_SUPPLIED RECORDS_.
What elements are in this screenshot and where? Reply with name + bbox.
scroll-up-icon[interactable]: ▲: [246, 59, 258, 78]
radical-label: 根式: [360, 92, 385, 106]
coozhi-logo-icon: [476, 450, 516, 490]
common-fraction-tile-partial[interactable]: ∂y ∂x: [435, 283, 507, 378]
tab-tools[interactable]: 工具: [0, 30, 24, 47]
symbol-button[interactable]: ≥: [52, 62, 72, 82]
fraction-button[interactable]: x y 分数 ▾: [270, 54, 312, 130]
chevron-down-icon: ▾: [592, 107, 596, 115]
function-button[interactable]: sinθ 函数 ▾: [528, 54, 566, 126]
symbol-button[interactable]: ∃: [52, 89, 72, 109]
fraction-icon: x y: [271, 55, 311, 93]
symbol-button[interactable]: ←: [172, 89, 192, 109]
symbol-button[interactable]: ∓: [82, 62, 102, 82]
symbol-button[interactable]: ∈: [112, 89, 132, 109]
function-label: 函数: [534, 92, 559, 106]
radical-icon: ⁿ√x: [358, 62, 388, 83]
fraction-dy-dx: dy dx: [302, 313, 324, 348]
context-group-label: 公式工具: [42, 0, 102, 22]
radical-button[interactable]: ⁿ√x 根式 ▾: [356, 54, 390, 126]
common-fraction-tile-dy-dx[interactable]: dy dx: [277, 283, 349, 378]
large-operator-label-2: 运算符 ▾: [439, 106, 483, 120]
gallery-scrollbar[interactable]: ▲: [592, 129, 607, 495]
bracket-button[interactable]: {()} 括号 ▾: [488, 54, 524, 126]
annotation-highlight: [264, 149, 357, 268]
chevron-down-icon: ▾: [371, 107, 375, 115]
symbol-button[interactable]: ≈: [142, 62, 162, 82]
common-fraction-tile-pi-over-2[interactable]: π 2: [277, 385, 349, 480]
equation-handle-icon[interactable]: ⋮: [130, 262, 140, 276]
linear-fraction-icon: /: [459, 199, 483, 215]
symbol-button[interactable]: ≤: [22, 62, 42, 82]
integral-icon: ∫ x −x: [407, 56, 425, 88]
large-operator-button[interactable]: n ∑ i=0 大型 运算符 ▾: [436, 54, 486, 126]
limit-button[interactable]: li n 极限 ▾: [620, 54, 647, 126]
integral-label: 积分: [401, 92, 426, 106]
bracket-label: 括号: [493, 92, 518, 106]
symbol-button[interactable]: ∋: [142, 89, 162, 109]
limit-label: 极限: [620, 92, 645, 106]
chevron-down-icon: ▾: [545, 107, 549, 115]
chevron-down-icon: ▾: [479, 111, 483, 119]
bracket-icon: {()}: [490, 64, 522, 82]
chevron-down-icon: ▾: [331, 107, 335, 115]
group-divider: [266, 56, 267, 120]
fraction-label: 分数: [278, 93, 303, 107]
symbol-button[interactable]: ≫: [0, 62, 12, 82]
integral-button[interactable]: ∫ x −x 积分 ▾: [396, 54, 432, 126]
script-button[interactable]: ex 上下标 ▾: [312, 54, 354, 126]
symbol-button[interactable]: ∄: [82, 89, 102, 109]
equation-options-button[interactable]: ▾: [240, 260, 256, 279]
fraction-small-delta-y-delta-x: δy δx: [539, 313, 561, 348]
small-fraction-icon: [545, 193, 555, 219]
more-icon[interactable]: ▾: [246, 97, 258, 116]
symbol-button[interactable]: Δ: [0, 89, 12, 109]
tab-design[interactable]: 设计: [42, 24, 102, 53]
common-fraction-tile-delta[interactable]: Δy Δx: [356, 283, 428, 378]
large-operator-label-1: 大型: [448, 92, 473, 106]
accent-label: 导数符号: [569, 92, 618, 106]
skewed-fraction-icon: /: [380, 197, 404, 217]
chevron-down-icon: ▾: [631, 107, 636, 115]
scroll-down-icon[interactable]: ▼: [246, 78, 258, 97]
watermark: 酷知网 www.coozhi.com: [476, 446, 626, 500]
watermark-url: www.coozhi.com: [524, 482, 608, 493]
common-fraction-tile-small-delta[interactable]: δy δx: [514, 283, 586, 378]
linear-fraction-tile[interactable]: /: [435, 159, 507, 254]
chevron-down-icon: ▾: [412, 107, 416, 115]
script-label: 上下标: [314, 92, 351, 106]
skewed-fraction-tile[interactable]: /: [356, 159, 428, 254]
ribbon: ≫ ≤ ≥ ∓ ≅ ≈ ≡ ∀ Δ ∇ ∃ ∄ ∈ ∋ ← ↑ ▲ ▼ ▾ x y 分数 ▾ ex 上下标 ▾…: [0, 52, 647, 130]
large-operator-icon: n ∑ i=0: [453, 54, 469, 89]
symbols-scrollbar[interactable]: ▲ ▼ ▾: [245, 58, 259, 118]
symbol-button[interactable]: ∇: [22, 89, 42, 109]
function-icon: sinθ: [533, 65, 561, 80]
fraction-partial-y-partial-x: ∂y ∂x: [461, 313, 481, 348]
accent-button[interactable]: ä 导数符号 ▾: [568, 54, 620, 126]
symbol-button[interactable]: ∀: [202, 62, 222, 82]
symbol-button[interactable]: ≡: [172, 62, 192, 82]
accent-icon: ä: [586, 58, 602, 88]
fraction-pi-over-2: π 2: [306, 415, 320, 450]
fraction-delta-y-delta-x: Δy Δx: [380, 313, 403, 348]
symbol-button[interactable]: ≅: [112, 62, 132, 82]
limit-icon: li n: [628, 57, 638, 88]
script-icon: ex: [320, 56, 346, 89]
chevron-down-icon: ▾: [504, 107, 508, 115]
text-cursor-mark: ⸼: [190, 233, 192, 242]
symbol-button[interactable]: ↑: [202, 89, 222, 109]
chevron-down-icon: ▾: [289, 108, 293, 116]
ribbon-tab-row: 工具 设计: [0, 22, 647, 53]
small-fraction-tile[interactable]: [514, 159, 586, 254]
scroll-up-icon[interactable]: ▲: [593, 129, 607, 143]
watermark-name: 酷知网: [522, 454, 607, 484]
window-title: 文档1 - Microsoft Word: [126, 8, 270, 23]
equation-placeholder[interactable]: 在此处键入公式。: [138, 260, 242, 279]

_YOUR INSTRUCTIONS_.
Rewrite the records above as a Markdown table with two columns, "Row" and "Line". "Row" holds a running number and "Line" holds each line as it appears. Skip blank lines.

_ANSWER IN FULL_.
| Row | Line |
|---|---|
| 1 | What elements are in this screenshot and where? Reply with name + bbox. |
| 2 | scroll-up-icon[interactable]: ▲: [246, 59, 258, 78] |
| 3 | radical-label: 根式: [360, 92, 385, 106] |
| 4 | coozhi-logo-icon: [476, 450, 516, 490] |
| 5 | common-fraction-tile-partial[interactable]: ∂y ∂x: [435, 283, 507, 378] |
| 6 | tab-tools[interactable]: 工具: [0, 30, 24, 47] |
| 7 | symbol-button[interactable]: ≥: [52, 62, 72, 82] |
| 8 | fraction-button[interactable]: x y 分数 ▾: [270, 54, 312, 130] |
| 9 | chevron-down-icon: ▾: [592, 107, 596, 115] |
| 10 | function-button[interactable]: sinθ 函数 ▾: [528, 54, 566, 126] |
| 11 | symbol-button[interactable]: ∃: [52, 89, 72, 109] |
| 12 | fraction-icon: x y: [271, 55, 311, 93] |
| 13 | symbol-button[interactable]: ←: [172, 89, 192, 109] |
| 14 | symbol-button[interactable]: ∓: [82, 62, 102, 82] |
| 15 | symbol-button[interactable]: ∈: [112, 89, 132, 109] |
| 16 | function-label: 函数: [534, 92, 559, 106] |
| 17 | radical-icon: ⁿ√x: [358, 62, 388, 83] |
| 18 | fraction-dy-dx: dy dx: [302, 313, 324, 348] |
| 19 | context-group-label: 公式工具: [42, 0, 102, 22] |
| 20 | radical-button[interactable]: ⁿ√x 根式 ▾: [356, 54, 390, 126] |
| 21 | common-fraction-tile-dy-dx[interactable]: dy dx: [277, 283, 349, 378] |
| 22 | large-operator-label-2: 运算符 ▾: [439, 106, 483, 120] |
| 23 | gallery-scrollbar[interactable]: ▲: [592, 129, 607, 495] |
| 24 | bracket-button[interactable]: {()} 括号 ▾: [488, 54, 524, 126] |
| 25 | annotation-highlight: [264, 149, 357, 268] |
| 26 | chevron-down-icon: ▾: [371, 107, 375, 115] |
| 27 | symbol-button[interactable]: ≈: [142, 62, 162, 82] |
| 28 | common-fraction-tile-pi-over-2[interactable]: π 2: [277, 385, 349, 480] |
| 29 | equation-handle-icon[interactable]: ⋮: [130, 262, 140, 276] |
| 30 | linear-fraction-icon: /: [459, 199, 483, 215] |
| 31 | symbol-button[interactable]: ≤: [22, 62, 42, 82] |
| 32 | integral-icon: ∫ x −x: [407, 56, 425, 88] |
| 33 | large-operator-button[interactable]: n ∑ i=0 大型 运算符 ▾: [436, 54, 486, 126] |
| 34 | limit-button[interactable]: li n 极限 ▾: [620, 54, 647, 126] |
| 35 | integral-label: 积分: [401, 92, 426, 106] |
| 36 | bracket-label: 括号: [493, 92, 518, 106] |
| 37 | symbol-button[interactable]: ∋: [142, 89, 162, 109] |
| 38 | limit-label: 极限: [620, 92, 645, 106] |
| 39 | chevron-down-icon: ▾: [545, 107, 549, 115] |
| 40 | chevron-down-icon: ▾: [479, 111, 483, 119] |
| 41 | bracket-icon: {()}: [490, 64, 522, 82] |
| 42 | chevron-down-icon: ▾: [331, 107, 335, 115] |
| 43 | group-divider: [266, 56, 267, 120] |
| 44 | fraction-label: 分数: [278, 93, 303, 107] |
| 45 | symbol-button[interactable]: ≫: [0, 62, 12, 82] |
| 46 | integral-button[interactable]: ∫ x −x 积分 ▾: [396, 54, 432, 126] |
| 47 | script-button[interactable]: ex 上下标 ▾: [312, 54, 354, 126] |
| 48 | symbol-button[interactable]: ∄: [82, 89, 102, 109] |
| 49 | equation-options-button[interactable]: ▾: [240, 260, 256, 279] |
| 50 | fraction-small-delta-y-delta-x: δy δx: [539, 313, 561, 348] |
| 51 | small-fraction-icon: [545, 193, 555, 219] |
| 52 | more-icon[interactable]: ▾: [246, 97, 258, 116] |
| 53 | symbol-button[interactable]: Δ: [0, 89, 12, 109] |
| 54 | tab-design[interactable]: 设计: [42, 24, 102, 53] |
| 55 | common-fraction-tile-delta[interactable]: Δy Δx: [356, 283, 428, 378] |
| 56 | large-operator-label-1: 大型: [448, 92, 473, 106] |
| 57 | accent-label: 导数符号: [569, 92, 618, 106] |
| 58 | skewed-fraction-icon: /: [380, 197, 404, 217] |
| 59 | chevron-down-icon: ▾: [631, 107, 636, 115] |
| 60 | scroll-down-icon[interactable]: ▼: [246, 78, 258, 97] |
| 61 | watermark: 酷知网 www.coozhi.com: [476, 446, 626, 500] |
| 62 | watermark-url: www.coozhi.com: [524, 482, 608, 493] |
| 63 | common-fraction-tile-small-delta[interactable]: δy δx: [514, 283, 586, 378] |
| 64 | linear-fraction-tile[interactable]: /: [435, 159, 507, 254] |
| 65 | chevron-down-icon: ▾: [412, 107, 416, 115] |
| 66 | script-label: 上下标: [314, 92, 351, 106] |
| 67 | skewed-fraction-tile[interactable]: /: [356, 159, 428, 254] |
| 68 | ribbon: ≫ ≤ ≥ ∓ ≅ ≈ ≡ ∀ Δ ∇ ∃ ∄ ∈ ∋ ← ↑ ▲ ▼ ▾ x y 分数 ▾ ex 上下标 ▾…: [0, 52, 647, 130] |
| 69 | large-operator-icon: n ∑ i=0: [453, 54, 469, 89] |
| 70 | symbols-scrollbar[interactable]: ▲ ▼ ▾: [245, 58, 259, 118] |
| 71 | symbol-button[interactable]: ∇: [22, 89, 42, 109] |
| 72 | function-icon: sinθ: [533, 65, 561, 80] |
| 73 | fraction-partial-y-partial-x: ∂y ∂x: [461, 313, 481, 348] |
| 74 | accent-button[interactable]: ä 导数符号 ▾: [568, 54, 620, 126] |
| 75 | symbol-button[interactable]: ∀: [202, 62, 222, 82] |
| 76 | symbol-button[interactable]: ≡: [172, 62, 192, 82] |
| 77 | accent-icon: ä: [586, 58, 602, 88] |
| 78 | fraction-pi-over-2: π 2: [306, 415, 320, 450] |
| 79 | fraction-delta-y-delta-x: Δy Δx: [380, 313, 403, 348] |
| 80 | symbol-button[interactable]: ≅: [112, 62, 132, 82] |
| 81 | limit-icon: li n: [628, 57, 638, 88] |
| 82 | script-icon: ex: [320, 56, 346, 89] |
| 83 | chevron-down-icon: ▾: [504, 107, 508, 115] |
| 84 | text-cursor-mark: ⸼: [190, 233, 192, 242] |
| 85 | symbol-button[interactable]: ↑: [202, 89, 222, 109] |
| 86 | chevron-down-icon: ▾: [289, 108, 293, 116] |
| 87 | ribbon-tab-row: 工具 设计: [0, 22, 647, 53] |
| 88 | small-fraction-tile[interactable]: [514, 159, 586, 254] |
| 89 | scroll-up-icon[interactable]: ▲: [593, 129, 607, 143] |
| 90 | watermark-name: 酷知网: [522, 454, 607, 484] |
| 91 | window-title: 文档1 - Microsoft Word: [126, 8, 270, 23] |
| 92 | equation-placeholder[interactable]: 在此处键入公式。: [138, 260, 242, 279] |